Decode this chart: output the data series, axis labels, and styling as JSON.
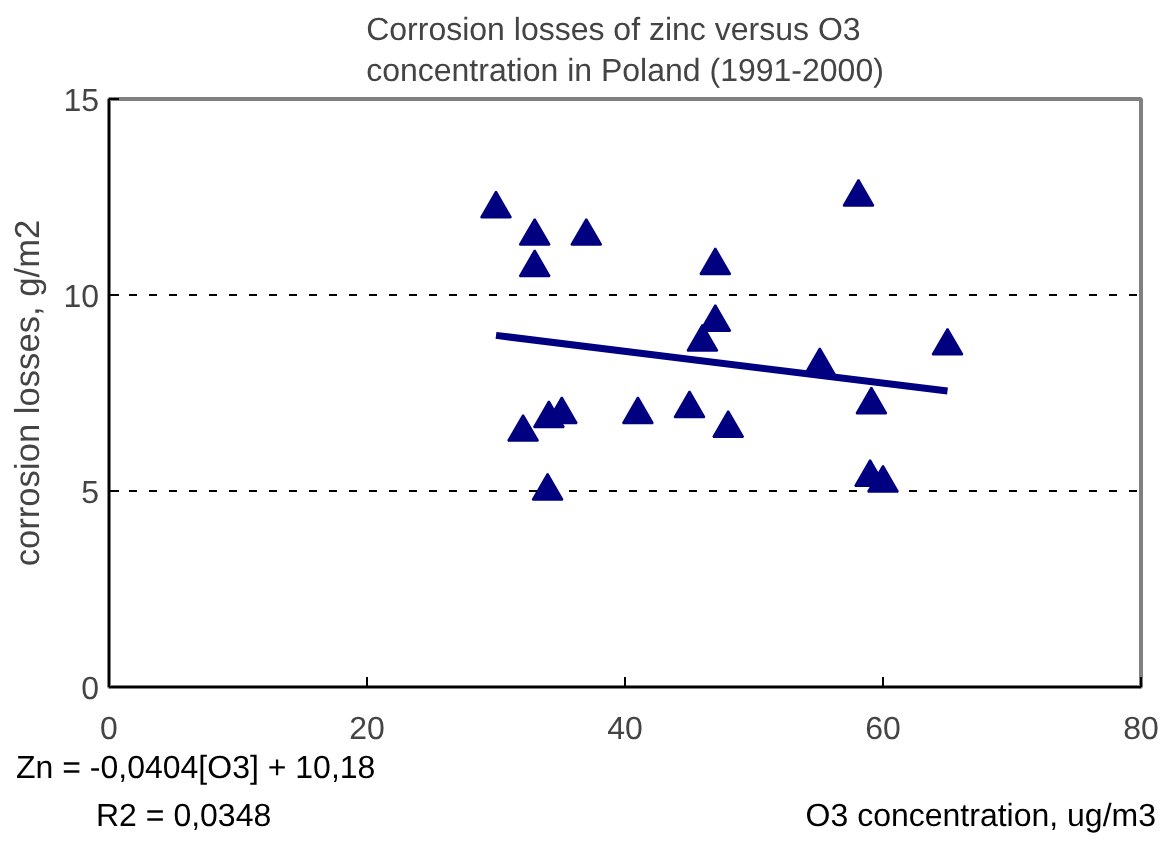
{
  "chart_data": {
    "type": "scatter",
    "title": "Corrosion losses of zinc versus O3\nconcentration in Poland (1991-2000)",
    "xlabel": "O3 concentration, ug/m3",
    "ylabel": "corrosion losses, g/m2",
    "xlim": [
      0,
      80
    ],
    "xticks": [
      0,
      20,
      40,
      60,
      80
    ],
    "ylim": [
      0,
      15
    ],
    "yticks": [
      0,
      5,
      10,
      15
    ],
    "grid": "y",
    "annotations": [
      "Zn = -0,0404[O3] + 10,18",
      "R2 = 0,0348"
    ],
    "series": [
      {
        "color": "#000080",
        "marker": "triangle",
        "x": [
          30.0,
          33.0,
          33.0,
          37.0,
          47.0,
          47.0,
          46.0,
          55.1,
          58.1,
          65.0,
          59.1,
          32.1,
          34.1,
          35.1,
          41.0,
          45.0,
          48.0,
          34.0,
          59.0,
          60.0
        ],
        "values": [
          12.2,
          11.5,
          10.7,
          11.5,
          10.75,
          9.3,
          8.8,
          8.2,
          12.5,
          8.7,
          7.2,
          6.5,
          6.85,
          6.95,
          6.95,
          7.1,
          6.6,
          5.0,
          5.35,
          5.2
        ]
      },
      {
        "type": "line",
        "color": "#000080",
        "x": [
          30,
          65
        ],
        "values": [
          8.97,
          7.55
        ]
      }
    ]
  }
}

------

• [What is asked]
Copy all the entries word for word. Omit any pictures.

• [Reply to the task]
Decode this chart: output the data series, axis labels, and styling as JSON.
{
  "chart_data": {
    "type": "scatter",
    "title": "Corrosion losses of zinc versus O3\nconcentration in Poland (1991-2000)",
    "xlabel": "O3 concentration, ug/m3",
    "ylabel": "corrosion losses, g/m2",
    "xlim": [
      0,
      80
    ],
    "xticks": [
      0,
      20,
      40,
      60,
      80
    ],
    "ylim": [
      0,
      15
    ],
    "yticks": [
      0,
      5,
      10,
      15
    ],
    "grid": "y",
    "annotations": [
      "Zn = -0,0404[O3] + 10,18",
      "R2 = 0,0348"
    ],
    "series": [
      {
        "color": "#000080",
        "marker": "triangle",
        "x": [
          30.0,
          33.0,
          33.0,
          37.0,
          47.0,
          47.0,
          46.0,
          55.1,
          58.1,
          65.0,
          59.1,
          32.1,
          34.1,
          35.1,
          41.0,
          45.0,
          48.0,
          34.0,
          59.0,
          60.0
        ],
        "values": [
          12.2,
          11.5,
          10.7,
          11.5,
          10.75,
          9.3,
          8.8,
          8.2,
          12.5,
          8.7,
          7.2,
          6.5,
          6.85,
          6.95,
          6.95,
          7.1,
          6.6,
          5.0,
          5.35,
          5.2
        ]
      },
      {
        "type": "line",
        "color": "#000080",
        "x": [
          30,
          65
        ],
        "values": [
          8.97,
          7.55
        ]
      }
    ]
  }
}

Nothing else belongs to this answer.